● **Required work**: Retype every entry exactly, character for character.

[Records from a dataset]
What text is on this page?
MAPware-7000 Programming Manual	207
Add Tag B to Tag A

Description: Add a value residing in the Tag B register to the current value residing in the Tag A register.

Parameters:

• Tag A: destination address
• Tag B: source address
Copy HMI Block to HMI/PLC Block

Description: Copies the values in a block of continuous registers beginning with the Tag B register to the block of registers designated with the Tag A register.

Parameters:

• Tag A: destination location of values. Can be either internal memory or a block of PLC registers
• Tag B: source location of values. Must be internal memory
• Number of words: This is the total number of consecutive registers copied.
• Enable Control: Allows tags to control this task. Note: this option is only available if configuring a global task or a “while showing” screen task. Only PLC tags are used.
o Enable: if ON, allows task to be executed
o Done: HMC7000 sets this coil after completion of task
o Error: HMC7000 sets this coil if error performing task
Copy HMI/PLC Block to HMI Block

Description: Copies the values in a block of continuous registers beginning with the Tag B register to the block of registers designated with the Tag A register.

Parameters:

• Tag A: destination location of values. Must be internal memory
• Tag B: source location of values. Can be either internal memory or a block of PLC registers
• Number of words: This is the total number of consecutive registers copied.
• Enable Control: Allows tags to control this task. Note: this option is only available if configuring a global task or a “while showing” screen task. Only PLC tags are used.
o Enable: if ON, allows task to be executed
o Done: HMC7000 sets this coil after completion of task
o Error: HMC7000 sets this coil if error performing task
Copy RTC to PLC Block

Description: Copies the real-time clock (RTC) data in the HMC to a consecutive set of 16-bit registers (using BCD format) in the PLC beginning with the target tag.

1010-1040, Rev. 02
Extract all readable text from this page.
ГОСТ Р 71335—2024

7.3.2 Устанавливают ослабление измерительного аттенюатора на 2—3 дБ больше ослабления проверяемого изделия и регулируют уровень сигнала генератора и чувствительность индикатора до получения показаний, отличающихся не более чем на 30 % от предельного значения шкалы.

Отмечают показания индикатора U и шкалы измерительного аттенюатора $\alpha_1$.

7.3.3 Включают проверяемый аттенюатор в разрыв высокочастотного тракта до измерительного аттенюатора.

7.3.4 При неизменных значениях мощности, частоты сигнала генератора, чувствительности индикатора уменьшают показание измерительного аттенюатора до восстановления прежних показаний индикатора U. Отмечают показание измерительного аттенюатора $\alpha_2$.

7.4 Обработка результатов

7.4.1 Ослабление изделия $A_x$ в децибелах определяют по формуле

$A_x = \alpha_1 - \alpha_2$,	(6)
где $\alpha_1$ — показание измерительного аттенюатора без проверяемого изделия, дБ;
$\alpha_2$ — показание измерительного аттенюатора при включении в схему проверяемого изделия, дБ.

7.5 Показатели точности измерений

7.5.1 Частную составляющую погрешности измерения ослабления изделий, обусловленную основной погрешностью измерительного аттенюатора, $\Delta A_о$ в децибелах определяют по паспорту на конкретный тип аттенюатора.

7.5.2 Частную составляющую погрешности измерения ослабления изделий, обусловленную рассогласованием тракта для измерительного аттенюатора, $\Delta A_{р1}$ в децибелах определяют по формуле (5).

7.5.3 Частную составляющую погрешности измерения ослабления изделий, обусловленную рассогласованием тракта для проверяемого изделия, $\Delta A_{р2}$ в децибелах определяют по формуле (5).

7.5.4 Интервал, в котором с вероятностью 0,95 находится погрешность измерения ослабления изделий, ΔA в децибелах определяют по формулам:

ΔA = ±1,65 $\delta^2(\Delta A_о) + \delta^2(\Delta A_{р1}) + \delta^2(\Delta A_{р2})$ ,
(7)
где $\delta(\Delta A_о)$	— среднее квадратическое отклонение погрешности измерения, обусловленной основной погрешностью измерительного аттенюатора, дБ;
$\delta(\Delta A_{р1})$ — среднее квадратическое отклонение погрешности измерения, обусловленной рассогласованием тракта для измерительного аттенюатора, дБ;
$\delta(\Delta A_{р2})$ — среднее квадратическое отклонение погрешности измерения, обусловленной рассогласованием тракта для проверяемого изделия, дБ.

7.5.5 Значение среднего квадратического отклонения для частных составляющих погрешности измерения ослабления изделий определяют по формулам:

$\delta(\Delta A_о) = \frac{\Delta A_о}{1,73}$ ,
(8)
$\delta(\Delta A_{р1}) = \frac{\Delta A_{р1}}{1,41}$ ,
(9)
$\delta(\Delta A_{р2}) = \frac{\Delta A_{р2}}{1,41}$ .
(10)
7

● **Output of the exercise**:
What text is on this page?
MAPware-7000 Programming Manual	207
Add Tag B to Tag A

Description: Add a value residing in the Tag B register to the current value residing in the Tag A register.

Parameters:

• Tag A: destination address
• Tag B: source address
Copy HMI Block to HMI/PLC Block

Description: Copies the values in a block of continuous registers beginning with the Tag B register to the block of registers designated with the Tag A register.

Parameters:

• Tag A: destination location of values. Can be either internal memory or a block of PLC registers
• Tag B: source location of values. Must be internal memory
• Number of words: This is the total number of consecutive registers copied.
• Enable Control: Allows tags to control this task. Note: this option is only available if configuring a global task or a “while showing” screen task. Only PLC tags are used.
o Enable: if ON, allows task to be executed
o Done: HMC7000 sets this coil after completion of task
o Error: HMC7000 sets this coil if error performing task
Copy HMI/PLC Block to HMI Block

Description: Copies the values in a block of continuous registers beginning with the Tag B register to the block of registers designated with the Tag A register.

Parameters:

• Tag A: destination location of values. Must be internal memory
• Tag B: source location of values. Can be either internal memory or a block of PLC registers
• Number of words: This is the total number of consecutive registers copied.
• Enable Control: Allows tags to control this task. Note: this option is only available if configuring a global task or a “while showing” screen task. Only PLC tags are used.
o Enable: if ON, allows task to be executed
o Done: HMC7000 sets this coil after completion of task
o Error: HMC7000 sets this coil if error performing task
Copy RTC to PLC Block

Description: Copies the real-time clock (RTC) data in the HMC to a consecutive set of 16-bit registers (using BCD format) in the PLC beginning with the target tag.

1010-1040, Rev. 02
Extract all readable text from this page.
ГОСТ Р 71335—2024

7.3.2 Устанавливают ослабление измерительного аттенюатора на 2—3 дБ больше ослабления проверяемого изделия и регулируют уровень сигнала генератора и чувствительность индикатора до получения показаний, отличающихся не более чем на 30 % от предельного значения шкалы.

Отмечают показания индикатора U и шкалы измерительного аттенюатора $\alpha_1$.

7.3.3 Включают проверяемый аттенюатор в разрыв высокочастотного тракта до измерительного аттенюатора.

7.3.4 При неизменных значениях мощности, частоты сигнала генератора, чувствительности индикатора уменьшают показание измерительного аттенюатора до восстановления прежних показаний индикатора U. Отмечают показание измерительного аттенюатора $\alpha_2$.

7.4 Обработка результатов

7.4.1 Ослабление изделия $A_x$ в децибелах определяют по формуле

$A_x = \alpha_1 - \alpha_2$,	(6)
где $\alpha_1$ — показание измерительного аттенюатора без проверяемого изделия, дБ;
$\alpha_2$ — показание измерительного аттенюатора при включении в схему проверяемого изделия, дБ.

7.5 Показатели точности измерений

7.5.1 Частную составляющую погрешности измерения ослабления изделий, обусловленную основной погрешностью измерительного аттенюатора, $\Delta A_о$ в децибелах определяют по паспорту на конкретный тип аттенюатора.

7.5.2 Частную составляющую погрешности измерения ослабления изделий, обусловленную рассогласованием тракта для измерительного аттенюатора, $\Delta A_{р1}$ в децибелах определяют по формуле (5).

7.5.3 Частную составляющую погрешности измерения ослабления изделий, обусловленную рассогласованием тракта для проверяемого изделия, $\Delta A_{р2}$ в децибелах определяют по формуле (5).

7.5.4 Интервал, в котором с вероятностью 0,95 находится погрешность измерения ослабления изделий, ΔA в децибелах определяют по формулам:

ΔA = ±1,65 $\delta^2(\Delta A_о) + \delta^2(\Delta A_{р1}) + \delta^2(\Delta A_{р2})$ ,
(7)
где $\delta(\Delta A_о)$	— среднее квадратическое отклонение погрешности измерения, обусловленной основной погрешностью измерительного аттенюатора, дБ;
$\delta(\Delta A_{р1})$ — среднее квадратическое отклонение погрешности измерения, обусловленной рассогласованием тракта для измерительного аттенюатора, дБ;
$\delta(\Delta A_{р2})$ — среднее квадратическое отклонение погрешности измерения, обусловленной рассогласованием тракта для проверяемого изделия, дБ.

7.5.5 Значение среднего квадратического отклонения для частных составляющих погрешности измерения ослабления изделий определяют по формулам:

$\delta(\Delta A_о) = \frac{\Delta A_о}{1,73}$ ,
(8)
$\delta(\Delta A_{р1}) = \frac{\Delta A_{р1}}{1,41}$ ,
(9)
$\delta(\Delta A_{р2}) = \frac{\Delta A_{р2}}{1,41}$ .
(10)
7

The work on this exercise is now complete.